(Data excerpts)
>> START

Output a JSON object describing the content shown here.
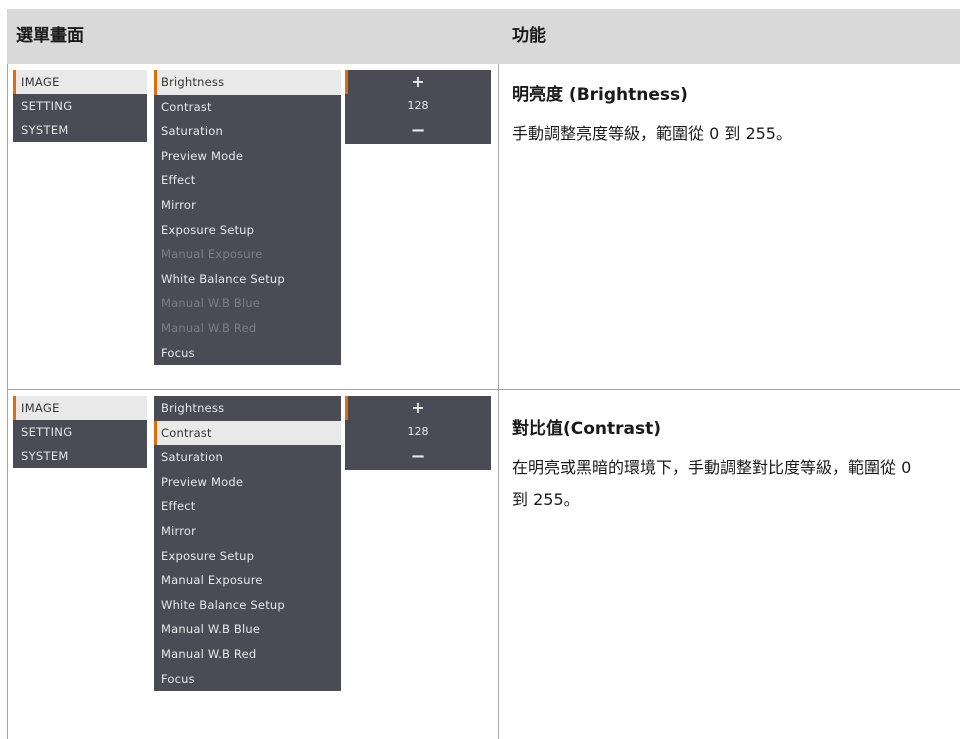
{
  "header": {
    "col1": "選單畫面",
    "col2": "功能"
  },
  "menu": {
    "categories": [
      "IMAGE",
      "SETTING",
      "SYSTEM"
    ],
    "value_panel": {
      "plus": "+",
      "value": "128",
      "minus": "−"
    }
  },
  "rows": [
    {
      "items": [
        "Brightness",
        "Contrast",
        "Saturation",
        "Preview Mode",
        "Effect",
        "Mirror",
        "Exposure Setup",
        "Manual Exposure",
        "White Balance Setup",
        "Manual W.B Blue",
        "Manual W.B Red",
        "Focus"
      ],
      "title": "明亮度 (Brightness)",
      "text": "手動調整亮度等級，範圍從 0 到 255。"
    },
    {
      "items": [
        "Brightness",
        "Contrast",
        "Saturation",
        "Preview Mode",
        "Effect",
        "Mirror",
        "Exposure Setup",
        "Manual Exposure",
        "White Balance Setup",
        "Manual W.B Blue",
        "Manual W.B Red",
        "Focus"
      ],
      "title": "對比值(Contrast)",
      "text": "在明亮或黑暗的環境下，手動調整對比度等級，範圍從 0 到 255。"
    }
  ]
}
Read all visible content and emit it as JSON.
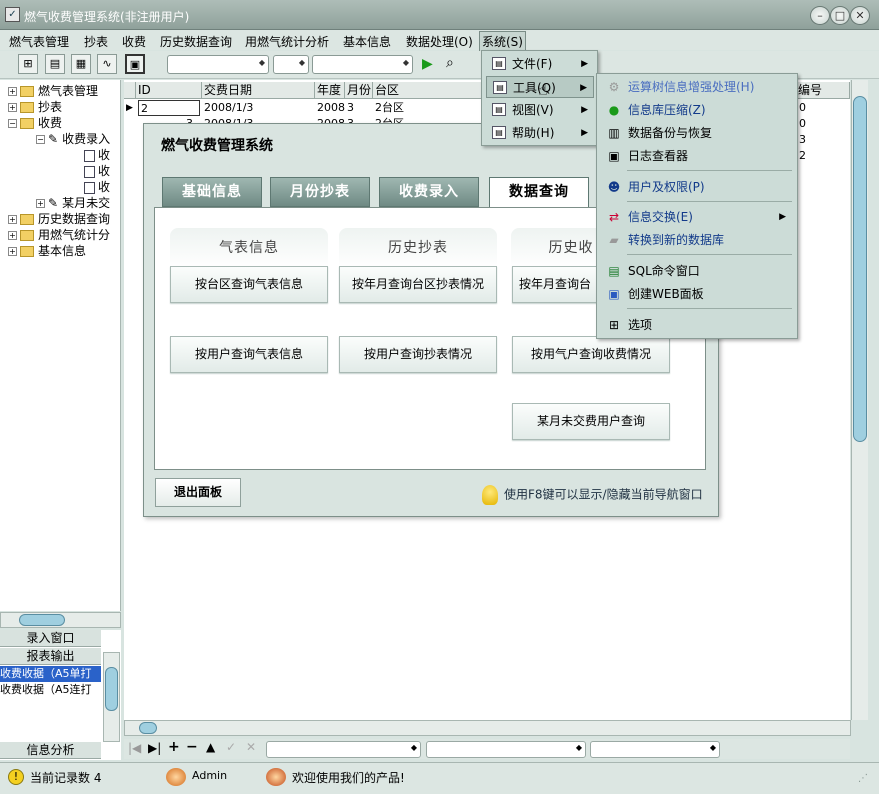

>> END

» WHAT IS NEEDED
Find all lines where the word "title" appears. Copy them.

» WORKED ANSWER
      "title": "明亮度 (Brightness)",
      "title": "對比值(Contrast)",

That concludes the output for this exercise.